§ **Task details**: Using the listing below, report all lines holding the word "zimmtbraun".

## start

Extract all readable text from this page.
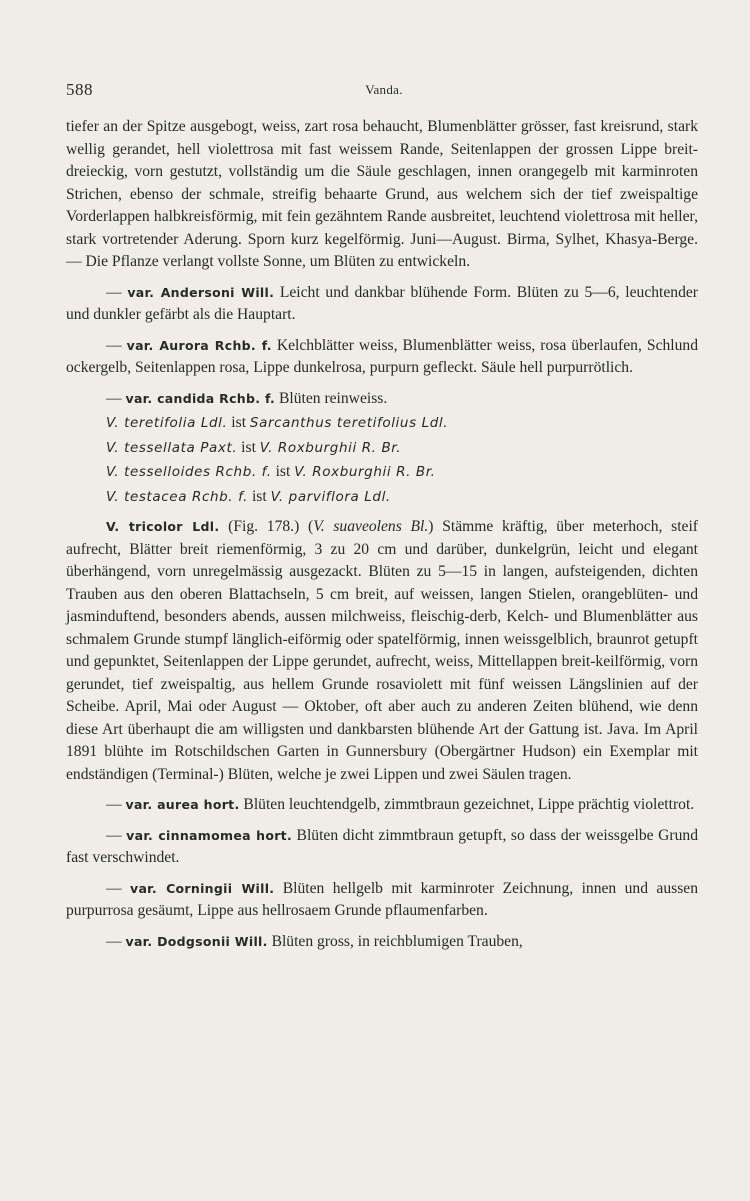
588	Vanda.

tiefer an der Spitze ausgebogt, weiss, zart rosa behaucht, Blumenblätter grösser, fast kreisrund, stark wellig gerandet, hell violettrosa mit fast weissem Rande, Seitenlappen der grossen Lippe breit-dreieckig, vorn gestutzt, vollständig um die Säule geschlagen, innen orangegelb mit karminroten Strichen, ebenso der schmale, streifig behaarte Grund, aus welchem sich der tief zweispaltige Vorderlappen halbkreisförmig, mit fein gezähntem Rande ausbreitet, leuchtend violettrosa mit heller, stark vortretender Aderung. Sporn kurz kegelförmig. Juni—August. Birma, Sylhet, Khasya-Berge. — Die Pflanze verlangt vollste Sonne, um Blüten zu entwickeln.

— var. Andersoni Will. Leicht und dankbar blühende Form. Blüten zu 5—6, leuchtender und dunkler gefärbt als die Hauptart.

— var. Aurora Rchb. f. Kelchblätter weiss, Blumenblätter weiss, rosa überlaufen, Schlund ockergelb, Seitenlappen rosa, Lippe dunkelrosa, purpurn gefleckt. Säule hell purpurrötlich.

— var. candida Rchb. f. Blüten reinweiss.

V. teretifolia Ldl. ist Sarcanthus teretifolius Ldl.

V. tessellata Paxt. ist V. Roxburghii R. Br.

V. tesselloides Rchb. f. ist V. Roxburghii R. Br.

V. testacea Rchb. f. ist V. parviflora Ldl.

V. tricolor Ldl. (Fig. 178.) (V. suaveolens Bl.) Stämme kräftig, über meterhoch, steif aufrecht, Blätter breit riemenförmig, 3 zu 20 cm und darüber, dunkelgrün, leicht und elegant überhängend, vorn unregelmässig ausgezackt. Blüten zu 5—15 in langen, aufsteigenden, dichten Trauben aus den oberen Blattachseln, 5 cm breit, auf weissen, langen Stielen, orangeblüten- und jasminduftend, besonders abends, aussen milchweiss, fleischig-derb, Kelch- und Blumenblätter aus schmalem Grunde stumpf länglich-eiförmig oder spatelförmig, innen weissgelblich, braunrot getupft und gepunktet, Seitenlappen der Lippe gerundet, aufrecht, weiss, Mittellappen breit-keilförmig, vorn gerundet, tief zweispaltig, aus hellem Grunde rosaviolett mit fünf weissen Längslinien auf der Scheibe. April, Mai oder August — Oktober, oft aber auch zu anderen Zeiten blühend, wie denn diese Art überhaupt die am willigsten und dankbarsten blühende Art der Gattung ist. Java. Im April 1891 blühte im Rotschildschen Garten in Gunnersbury (Obergärtner Hudson) ein Exemplar mit endständigen (Terminal-) Blüten, welche je zwei Lippen und zwei Säulen tragen.

— var. aurea hort. Blüten leuchtendgelb, zimmtbraun gezeichnet, Lippe prächtig violettrot.

— var. cinnamomea hort. Blüten dicht zimmtbraun getupft, so dass der weissgelbe Grund fast verschwindet.

— var. Corningii Will. Blüten hellgelb mit karminroter Zeichnung, innen und aussen purpurrosa gesäumt, Lippe aus hellrosaem Grunde pflaumenfarben.

— var. Dodgsonii Will. Blüten gross, in reichblumigen Trauben,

## end

§ **The reply**:
— var. aurea hort. Blüten leuchtendgelb, zimmtbraun gezeichnet, Lippe prächtig violettrot.
— var. cinnamomea hort. Blüten dicht zimmtbraun getupft, so dass der weissgelbe Grund fast verschwindet.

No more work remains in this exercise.